▶ **Goal**: Reproduce the full listing below unchanged, apart from the pictures.

▶ **Entries shown**:
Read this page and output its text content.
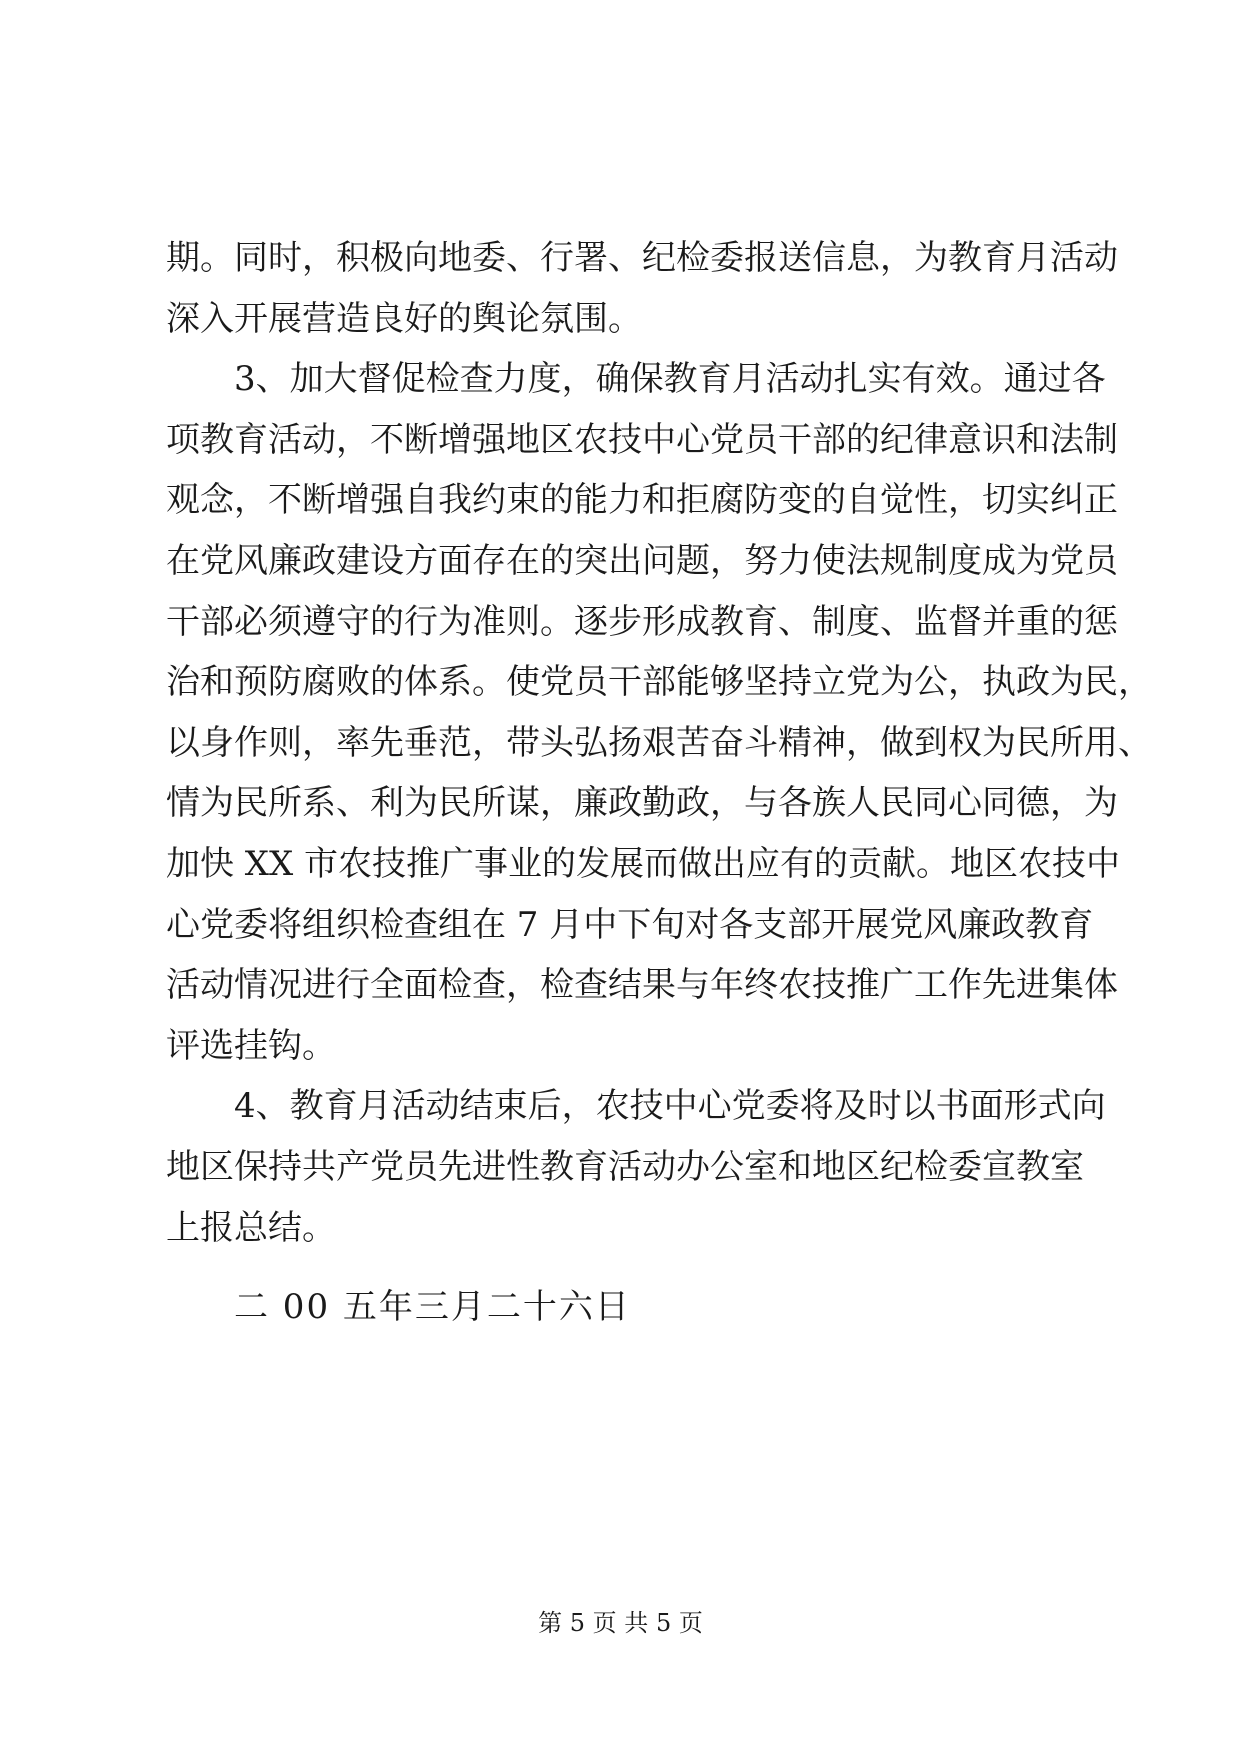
期。同时，积极向地委、行署、纪检委报送信息，为教育月活动
深入开展营造良好的舆论氛围。
3、加大督促检查力度，确保教育月活动扎实有效。通过各
项教育活动，不断增强地区农技中心党员干部的纪律意识和法制
观念，不断增强自我约束的能力和拒腐防变的自觉性，切实纠正
在党风廉政建设方面存在的突出问题，努力使法规制度成为党员
干部必须遵守的行为准则。逐步形成教育、制度、监督并重的惩
治和预防腐败的体系。使党员干部能够坚持立党为公，执政为民，
以身作则，率先垂范，带头弘扬艰苦奋斗精神，做到权为民所用、
情为民所系、利为民所谋，廉政勤政，与各族人民同心同德，为
加快 XX 市农技推广事业的发展而做出应有的贡献。地区农技中
心党委将组织检查组在 7 月中下旬对各支部开展党风廉政教育
活动情况进行全面检查，检查结果与年终农技推广工作先进集体
评选挂钩。
4、教育月活动结束后，农技中心党委将及时以书面形式向
地区保持共产党员先进性教育活动办公室和地区纪检委宣教室
上报总结。
二 00 五年三月二十六日
第 5 页 共 5 页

▶ **Answer for this exercise**:
Read this page and output its text content.
期。同时，积极向地委、行署、纪检委报送信息，为教育月活动
深入开展营造良好的舆论氛围。
3、加大督促检查力度，确保教育月活动扎实有效。通过各
项教育活动，不断增强地区农技中心党员干部的纪律意识和法制
观念，不断增强自我约束的能力和拒腐防变的自觉性，切实纠正
在党风廉政建设方面存在的突出问题，努力使法规制度成为党员
干部必须遵守的行为准则。逐步形成教育、制度、监督并重的惩
治和预防腐败的体系。使党员干部能够坚持立党为公，执政为民，
以身作则，率先垂范，带头弘扬艰苦奋斗精神，做到权为民所用、
情为民所系、利为民所谋，廉政勤政，与各族人民同心同德，为
加快 XX 市农技推广事业的发展而做出应有的贡献。地区农技中
心党委将组织检查组在 7 月中下旬对各支部开展党风廉政教育
活动情况进行全面检查，检查结果与年终农技推广工作先进集体
评选挂钩。
4、教育月活动结束后，农技中心党委将及时以书面形式向
地区保持共产党员先进性教育活动办公室和地区纪检委宣教室
上报总结。
二 00 五年三月二十六日
第 5 页 共 5 页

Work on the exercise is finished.